## Consignes
• 1. Selon le texte, quel programme cofinance le projet RE-VISUALISE ?
• 2. Énumérez tous les membres du consortium qui porte le projet, tels que le texte les nomme.
• 3. Recopiez sans rien modifier tout le passage du texte qui va de « Cette recherche-action portera » jusqu'à « féminisme musulman 2.0. ».

Erasmus + 

« RE-VISUALISE : Genre et islam dans le monde digital francophone » est un projet de recherche cofinancé par le programme ERASMUS + de l’Union européenne et porté par un consortium associant les Universités Saint Louis à Bruxelles, l’Université d’Amsterdam, l’Université de Montréal, Universität Halle-Wittenberg et l’association PLURIVERS’ELLES Etudes et Formations.

Cette recherche-action portera sur une nouvelle réalité sociale et digitale à contre-courant, et au sein de laquelle les instagrammeuses, influenceuses et Hijabis jouent un rôle de premier plan car elles ouvrent des voies vers de nouveaux styles d’influence, d’inspiration et de leadership afin de lutter contre l’islamophobie ambiante principalement sur les réseaux sociaux à l’aube d’un féminisme musulman 2.0.

 

Le comité de pilotage, l’entité coordinatrice, composé de l’Université Saint-Louis et de l’asbl Plurivers’Elles Etudes et Formations s’est constitué à partir :

 

  • d’une part de collaborations antérieures entre Dr. Maryam Kolly et Dr. Malika Hamidi (toutes les deux membres du Centre d’études sociologiques CESIR)

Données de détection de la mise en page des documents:
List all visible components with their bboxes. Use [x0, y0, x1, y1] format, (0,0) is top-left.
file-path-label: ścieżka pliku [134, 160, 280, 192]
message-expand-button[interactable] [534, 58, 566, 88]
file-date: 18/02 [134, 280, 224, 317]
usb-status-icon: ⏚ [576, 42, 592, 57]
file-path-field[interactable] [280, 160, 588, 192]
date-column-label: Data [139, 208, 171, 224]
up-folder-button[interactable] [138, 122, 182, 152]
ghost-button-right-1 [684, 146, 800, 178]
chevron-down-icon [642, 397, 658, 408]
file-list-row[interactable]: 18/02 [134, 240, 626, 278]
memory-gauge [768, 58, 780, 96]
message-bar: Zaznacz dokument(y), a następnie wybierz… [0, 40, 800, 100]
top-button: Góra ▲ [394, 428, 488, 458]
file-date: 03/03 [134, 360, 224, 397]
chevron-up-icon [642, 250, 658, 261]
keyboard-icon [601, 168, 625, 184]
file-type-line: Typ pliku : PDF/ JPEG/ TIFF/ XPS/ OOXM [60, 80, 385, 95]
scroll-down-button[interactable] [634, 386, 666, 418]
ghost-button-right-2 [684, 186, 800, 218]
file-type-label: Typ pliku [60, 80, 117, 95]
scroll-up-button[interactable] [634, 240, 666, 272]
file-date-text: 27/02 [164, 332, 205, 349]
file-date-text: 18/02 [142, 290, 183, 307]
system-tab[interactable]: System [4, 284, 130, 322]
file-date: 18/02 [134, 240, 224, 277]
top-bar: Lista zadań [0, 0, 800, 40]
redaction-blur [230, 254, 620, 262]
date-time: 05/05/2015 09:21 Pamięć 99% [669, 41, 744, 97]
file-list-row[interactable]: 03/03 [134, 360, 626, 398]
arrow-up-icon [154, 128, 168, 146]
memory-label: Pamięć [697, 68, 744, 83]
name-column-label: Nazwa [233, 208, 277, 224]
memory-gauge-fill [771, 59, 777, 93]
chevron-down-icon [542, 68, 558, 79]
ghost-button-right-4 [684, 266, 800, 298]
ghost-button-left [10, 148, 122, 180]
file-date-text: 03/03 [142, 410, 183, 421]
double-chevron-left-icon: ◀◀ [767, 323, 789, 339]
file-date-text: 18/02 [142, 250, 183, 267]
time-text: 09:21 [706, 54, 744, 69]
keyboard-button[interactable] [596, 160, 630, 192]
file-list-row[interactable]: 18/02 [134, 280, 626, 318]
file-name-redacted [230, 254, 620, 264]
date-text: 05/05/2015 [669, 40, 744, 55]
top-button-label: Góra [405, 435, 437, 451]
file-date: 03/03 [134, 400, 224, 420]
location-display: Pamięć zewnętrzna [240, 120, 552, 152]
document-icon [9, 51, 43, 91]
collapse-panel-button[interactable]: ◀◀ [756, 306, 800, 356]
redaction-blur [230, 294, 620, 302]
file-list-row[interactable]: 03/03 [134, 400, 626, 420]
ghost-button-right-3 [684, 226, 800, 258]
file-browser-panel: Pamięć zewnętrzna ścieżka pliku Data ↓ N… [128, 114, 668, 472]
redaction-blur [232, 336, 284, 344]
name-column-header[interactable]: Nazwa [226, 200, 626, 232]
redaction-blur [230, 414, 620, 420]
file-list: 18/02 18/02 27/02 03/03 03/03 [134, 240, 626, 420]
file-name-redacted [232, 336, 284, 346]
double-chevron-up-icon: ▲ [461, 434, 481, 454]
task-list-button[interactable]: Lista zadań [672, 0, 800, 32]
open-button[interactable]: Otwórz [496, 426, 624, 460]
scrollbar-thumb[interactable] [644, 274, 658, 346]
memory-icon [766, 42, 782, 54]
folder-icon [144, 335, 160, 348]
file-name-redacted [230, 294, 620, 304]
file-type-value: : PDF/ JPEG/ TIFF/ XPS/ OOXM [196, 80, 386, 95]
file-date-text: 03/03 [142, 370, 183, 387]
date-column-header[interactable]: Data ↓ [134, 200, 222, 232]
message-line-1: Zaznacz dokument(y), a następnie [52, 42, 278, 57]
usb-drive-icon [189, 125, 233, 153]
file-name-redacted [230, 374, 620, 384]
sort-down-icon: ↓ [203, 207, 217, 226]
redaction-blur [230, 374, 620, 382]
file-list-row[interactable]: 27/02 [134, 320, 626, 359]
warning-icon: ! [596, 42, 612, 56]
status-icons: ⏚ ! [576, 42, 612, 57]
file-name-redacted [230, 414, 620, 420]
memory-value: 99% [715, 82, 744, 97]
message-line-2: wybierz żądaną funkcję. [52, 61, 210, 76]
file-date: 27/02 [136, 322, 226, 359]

## Liste des réponses
• 1. Le programme ERASMUS + de l'Union européenne.

• 2.
- les Universités Saint Louis à Bruxelles
- l'Université d'Amsterdam
- l'Université de Montréal
- Universität Halle-Wittenberg
- l'association PLURIVERS'ELLES Etudes et Formations

• 3.
Cette recherche-action portera sur une nouvelle réalité sociale et digitale à contre-courant, et au sein de laquelle les instagrammeuses, influenceuses et Hijabis jouent un rôle de premier plan car elles ouvrent des voies vers de nouveaux styles d’influence, d’inspiration et de leadership afin de lutter contre l’islamophobie ambiante principalement sur les réseaux sociaux à l’aube d’un féminisme musulman 2.0.